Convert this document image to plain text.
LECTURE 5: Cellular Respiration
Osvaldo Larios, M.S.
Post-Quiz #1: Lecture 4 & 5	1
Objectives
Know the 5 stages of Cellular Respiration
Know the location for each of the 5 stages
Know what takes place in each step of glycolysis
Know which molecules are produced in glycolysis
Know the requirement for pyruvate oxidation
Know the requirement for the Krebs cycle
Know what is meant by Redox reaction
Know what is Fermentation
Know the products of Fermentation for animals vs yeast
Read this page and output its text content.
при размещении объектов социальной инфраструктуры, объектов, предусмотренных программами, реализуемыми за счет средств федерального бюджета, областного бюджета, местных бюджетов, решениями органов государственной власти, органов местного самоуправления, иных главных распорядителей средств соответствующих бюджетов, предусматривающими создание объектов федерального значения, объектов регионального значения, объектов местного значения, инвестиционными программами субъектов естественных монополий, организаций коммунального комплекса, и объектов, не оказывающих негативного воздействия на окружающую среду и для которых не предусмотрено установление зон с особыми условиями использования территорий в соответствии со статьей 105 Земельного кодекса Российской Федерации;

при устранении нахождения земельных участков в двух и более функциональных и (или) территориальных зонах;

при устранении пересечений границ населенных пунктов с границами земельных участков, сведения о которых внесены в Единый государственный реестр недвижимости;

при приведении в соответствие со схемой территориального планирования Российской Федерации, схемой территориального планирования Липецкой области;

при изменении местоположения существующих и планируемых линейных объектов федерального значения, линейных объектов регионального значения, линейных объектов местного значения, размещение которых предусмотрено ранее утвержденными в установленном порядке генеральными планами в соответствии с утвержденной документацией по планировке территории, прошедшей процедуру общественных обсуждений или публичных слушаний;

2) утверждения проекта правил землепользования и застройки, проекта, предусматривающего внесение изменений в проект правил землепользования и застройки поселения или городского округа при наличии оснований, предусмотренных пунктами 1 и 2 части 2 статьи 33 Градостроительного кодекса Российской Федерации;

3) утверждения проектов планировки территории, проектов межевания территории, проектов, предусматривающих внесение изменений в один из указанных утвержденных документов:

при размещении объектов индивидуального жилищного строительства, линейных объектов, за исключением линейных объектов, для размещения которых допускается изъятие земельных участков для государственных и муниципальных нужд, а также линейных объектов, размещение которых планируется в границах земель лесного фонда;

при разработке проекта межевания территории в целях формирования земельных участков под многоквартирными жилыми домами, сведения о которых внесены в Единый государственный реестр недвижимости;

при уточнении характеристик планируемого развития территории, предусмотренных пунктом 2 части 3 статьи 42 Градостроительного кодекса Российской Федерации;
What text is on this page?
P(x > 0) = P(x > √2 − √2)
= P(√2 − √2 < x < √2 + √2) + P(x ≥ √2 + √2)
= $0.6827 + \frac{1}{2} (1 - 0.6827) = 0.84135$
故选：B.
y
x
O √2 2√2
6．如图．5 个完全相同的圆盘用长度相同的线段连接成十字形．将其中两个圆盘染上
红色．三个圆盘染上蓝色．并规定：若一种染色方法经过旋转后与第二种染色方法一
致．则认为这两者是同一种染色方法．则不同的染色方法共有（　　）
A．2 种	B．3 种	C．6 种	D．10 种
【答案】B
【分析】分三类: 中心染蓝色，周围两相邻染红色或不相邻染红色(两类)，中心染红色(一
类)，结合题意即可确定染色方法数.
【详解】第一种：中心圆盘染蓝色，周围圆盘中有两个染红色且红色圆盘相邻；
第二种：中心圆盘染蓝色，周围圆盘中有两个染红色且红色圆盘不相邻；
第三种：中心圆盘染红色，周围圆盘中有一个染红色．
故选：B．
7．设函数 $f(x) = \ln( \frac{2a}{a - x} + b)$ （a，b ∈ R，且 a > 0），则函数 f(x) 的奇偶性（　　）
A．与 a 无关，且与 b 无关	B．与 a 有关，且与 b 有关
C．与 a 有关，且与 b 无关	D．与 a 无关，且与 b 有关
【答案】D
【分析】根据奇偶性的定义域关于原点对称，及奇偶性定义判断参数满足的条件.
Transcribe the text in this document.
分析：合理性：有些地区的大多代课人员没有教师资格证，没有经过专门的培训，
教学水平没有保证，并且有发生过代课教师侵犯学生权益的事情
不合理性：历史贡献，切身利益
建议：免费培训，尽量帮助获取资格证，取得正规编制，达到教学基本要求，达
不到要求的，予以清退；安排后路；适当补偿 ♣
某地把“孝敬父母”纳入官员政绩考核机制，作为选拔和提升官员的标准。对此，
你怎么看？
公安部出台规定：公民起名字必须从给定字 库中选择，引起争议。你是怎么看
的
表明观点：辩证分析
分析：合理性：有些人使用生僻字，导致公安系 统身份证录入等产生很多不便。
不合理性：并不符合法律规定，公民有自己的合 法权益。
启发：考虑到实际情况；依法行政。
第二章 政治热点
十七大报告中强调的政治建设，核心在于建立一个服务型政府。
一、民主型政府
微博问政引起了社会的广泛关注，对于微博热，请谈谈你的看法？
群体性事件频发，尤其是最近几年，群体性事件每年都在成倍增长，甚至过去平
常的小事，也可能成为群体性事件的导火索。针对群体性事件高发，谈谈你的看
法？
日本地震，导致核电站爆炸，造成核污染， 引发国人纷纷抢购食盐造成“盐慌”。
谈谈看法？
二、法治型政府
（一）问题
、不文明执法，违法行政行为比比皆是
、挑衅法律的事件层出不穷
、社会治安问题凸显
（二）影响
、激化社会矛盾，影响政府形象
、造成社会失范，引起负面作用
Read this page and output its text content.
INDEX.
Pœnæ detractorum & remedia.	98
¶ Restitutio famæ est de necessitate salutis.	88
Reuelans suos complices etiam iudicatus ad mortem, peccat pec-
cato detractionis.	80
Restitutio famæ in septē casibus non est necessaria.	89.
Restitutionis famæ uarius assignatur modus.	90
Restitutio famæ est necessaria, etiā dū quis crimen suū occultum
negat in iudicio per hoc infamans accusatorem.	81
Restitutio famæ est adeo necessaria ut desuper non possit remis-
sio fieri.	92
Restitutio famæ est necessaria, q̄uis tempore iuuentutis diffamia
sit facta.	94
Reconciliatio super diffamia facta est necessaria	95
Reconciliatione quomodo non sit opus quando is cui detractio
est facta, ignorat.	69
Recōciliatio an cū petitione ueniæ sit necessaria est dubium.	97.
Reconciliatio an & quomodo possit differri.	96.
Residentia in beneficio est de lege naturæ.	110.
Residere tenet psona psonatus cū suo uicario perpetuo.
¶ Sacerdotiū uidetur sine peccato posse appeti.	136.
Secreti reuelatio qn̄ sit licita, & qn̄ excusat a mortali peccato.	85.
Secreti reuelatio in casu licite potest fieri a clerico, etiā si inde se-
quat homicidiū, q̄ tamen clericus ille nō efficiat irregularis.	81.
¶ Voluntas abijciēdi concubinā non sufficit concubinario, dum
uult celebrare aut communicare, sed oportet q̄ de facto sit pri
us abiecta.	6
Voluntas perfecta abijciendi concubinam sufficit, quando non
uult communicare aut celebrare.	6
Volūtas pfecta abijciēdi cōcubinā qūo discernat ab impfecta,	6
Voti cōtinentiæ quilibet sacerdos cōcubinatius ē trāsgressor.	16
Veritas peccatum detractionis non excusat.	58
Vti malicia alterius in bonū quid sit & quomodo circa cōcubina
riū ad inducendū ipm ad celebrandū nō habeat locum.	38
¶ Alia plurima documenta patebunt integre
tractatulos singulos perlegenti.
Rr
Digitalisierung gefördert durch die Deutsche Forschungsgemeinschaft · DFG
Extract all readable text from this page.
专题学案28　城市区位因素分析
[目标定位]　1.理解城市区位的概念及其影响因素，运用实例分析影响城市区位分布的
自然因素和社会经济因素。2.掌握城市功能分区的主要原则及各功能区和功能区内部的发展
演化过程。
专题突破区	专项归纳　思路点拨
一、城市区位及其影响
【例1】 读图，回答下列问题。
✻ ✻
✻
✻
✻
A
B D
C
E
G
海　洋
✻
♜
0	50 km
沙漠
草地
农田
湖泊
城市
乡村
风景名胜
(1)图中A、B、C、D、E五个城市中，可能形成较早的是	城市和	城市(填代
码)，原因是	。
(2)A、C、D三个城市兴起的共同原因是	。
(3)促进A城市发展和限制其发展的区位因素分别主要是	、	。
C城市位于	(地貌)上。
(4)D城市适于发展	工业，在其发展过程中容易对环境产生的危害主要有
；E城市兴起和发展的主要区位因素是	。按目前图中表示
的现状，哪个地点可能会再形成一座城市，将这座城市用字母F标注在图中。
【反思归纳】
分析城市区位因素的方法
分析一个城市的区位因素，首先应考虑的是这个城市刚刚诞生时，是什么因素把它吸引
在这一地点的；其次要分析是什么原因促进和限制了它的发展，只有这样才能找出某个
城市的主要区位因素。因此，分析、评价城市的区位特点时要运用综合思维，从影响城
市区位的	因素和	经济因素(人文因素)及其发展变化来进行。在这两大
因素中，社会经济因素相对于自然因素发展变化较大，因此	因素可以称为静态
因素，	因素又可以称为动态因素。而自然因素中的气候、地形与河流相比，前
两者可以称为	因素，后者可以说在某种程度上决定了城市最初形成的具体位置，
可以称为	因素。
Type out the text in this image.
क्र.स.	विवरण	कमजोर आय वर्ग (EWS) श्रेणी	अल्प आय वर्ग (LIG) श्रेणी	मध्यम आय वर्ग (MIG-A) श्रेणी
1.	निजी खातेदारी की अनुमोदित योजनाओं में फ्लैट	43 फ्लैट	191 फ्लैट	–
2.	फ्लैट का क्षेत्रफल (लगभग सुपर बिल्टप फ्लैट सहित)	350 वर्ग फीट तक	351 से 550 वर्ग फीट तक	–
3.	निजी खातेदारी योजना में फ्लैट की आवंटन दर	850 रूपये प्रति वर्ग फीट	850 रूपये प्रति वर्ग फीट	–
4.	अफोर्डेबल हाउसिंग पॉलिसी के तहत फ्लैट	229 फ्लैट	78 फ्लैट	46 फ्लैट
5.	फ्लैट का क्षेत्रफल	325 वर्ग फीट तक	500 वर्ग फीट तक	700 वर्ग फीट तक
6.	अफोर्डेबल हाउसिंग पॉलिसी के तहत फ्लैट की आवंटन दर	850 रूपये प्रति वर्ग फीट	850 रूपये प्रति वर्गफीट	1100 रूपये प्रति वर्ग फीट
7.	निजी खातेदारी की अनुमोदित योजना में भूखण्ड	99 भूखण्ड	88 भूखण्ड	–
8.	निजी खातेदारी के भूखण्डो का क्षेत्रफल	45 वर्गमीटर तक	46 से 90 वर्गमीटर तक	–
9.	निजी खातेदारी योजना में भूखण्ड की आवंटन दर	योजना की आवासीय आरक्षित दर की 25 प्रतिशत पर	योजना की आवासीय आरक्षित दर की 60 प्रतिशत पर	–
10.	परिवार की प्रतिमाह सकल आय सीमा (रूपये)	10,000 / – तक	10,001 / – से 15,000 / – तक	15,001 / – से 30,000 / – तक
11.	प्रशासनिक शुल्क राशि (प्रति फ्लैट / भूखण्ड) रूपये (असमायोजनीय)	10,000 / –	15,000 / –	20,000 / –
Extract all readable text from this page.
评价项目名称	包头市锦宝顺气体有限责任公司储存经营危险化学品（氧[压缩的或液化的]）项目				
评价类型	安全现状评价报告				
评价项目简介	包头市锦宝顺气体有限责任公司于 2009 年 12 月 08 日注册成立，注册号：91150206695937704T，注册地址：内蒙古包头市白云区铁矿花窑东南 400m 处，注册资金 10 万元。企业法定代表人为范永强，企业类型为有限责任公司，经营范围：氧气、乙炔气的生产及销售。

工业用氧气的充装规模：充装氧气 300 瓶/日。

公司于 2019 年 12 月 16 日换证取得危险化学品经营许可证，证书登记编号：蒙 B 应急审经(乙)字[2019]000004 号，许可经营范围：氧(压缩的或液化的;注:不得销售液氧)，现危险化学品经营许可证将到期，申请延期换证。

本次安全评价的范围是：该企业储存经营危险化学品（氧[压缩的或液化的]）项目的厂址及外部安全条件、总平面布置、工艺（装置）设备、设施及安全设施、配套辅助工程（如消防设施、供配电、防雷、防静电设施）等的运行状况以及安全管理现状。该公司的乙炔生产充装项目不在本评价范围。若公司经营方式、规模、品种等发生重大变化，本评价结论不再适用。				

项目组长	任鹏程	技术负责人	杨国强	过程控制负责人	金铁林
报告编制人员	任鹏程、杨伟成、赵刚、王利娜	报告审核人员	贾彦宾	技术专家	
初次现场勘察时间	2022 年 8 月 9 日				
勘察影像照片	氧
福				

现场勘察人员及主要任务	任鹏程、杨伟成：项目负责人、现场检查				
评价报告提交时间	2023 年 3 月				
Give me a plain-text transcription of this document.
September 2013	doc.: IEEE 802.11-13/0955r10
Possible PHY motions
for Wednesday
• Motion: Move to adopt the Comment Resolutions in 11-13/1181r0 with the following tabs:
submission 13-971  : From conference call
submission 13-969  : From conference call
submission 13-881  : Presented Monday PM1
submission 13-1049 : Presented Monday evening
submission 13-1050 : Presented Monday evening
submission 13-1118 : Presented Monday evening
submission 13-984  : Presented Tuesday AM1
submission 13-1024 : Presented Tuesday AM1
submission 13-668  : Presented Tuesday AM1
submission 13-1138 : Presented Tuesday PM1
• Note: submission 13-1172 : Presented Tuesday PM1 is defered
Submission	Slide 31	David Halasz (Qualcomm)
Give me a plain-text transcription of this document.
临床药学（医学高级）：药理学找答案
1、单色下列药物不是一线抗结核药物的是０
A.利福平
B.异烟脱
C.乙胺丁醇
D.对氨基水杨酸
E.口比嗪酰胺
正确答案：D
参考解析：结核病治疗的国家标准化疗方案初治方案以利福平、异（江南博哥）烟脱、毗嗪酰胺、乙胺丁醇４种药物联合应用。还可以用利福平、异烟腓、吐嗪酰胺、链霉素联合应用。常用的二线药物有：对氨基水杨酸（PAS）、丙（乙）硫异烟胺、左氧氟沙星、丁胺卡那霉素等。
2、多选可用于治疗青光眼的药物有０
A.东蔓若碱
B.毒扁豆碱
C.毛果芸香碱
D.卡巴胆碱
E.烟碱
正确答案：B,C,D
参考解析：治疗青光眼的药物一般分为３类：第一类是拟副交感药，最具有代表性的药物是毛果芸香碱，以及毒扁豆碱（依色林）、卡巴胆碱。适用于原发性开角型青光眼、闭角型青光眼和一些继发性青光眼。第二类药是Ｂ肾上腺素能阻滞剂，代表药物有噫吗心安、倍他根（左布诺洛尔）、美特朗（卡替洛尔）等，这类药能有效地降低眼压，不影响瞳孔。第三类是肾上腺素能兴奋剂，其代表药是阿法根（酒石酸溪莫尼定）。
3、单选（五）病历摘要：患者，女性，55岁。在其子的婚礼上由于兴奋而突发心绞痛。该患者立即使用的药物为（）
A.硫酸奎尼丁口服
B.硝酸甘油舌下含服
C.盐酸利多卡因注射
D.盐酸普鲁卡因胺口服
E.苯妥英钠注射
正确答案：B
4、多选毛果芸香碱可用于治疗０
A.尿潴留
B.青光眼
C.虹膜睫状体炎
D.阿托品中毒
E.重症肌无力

The problem:
Show all lines in the entries above where the word "image" appears.

Response for this exercise:
Convert this document image to plain text.
Type out the text in this image.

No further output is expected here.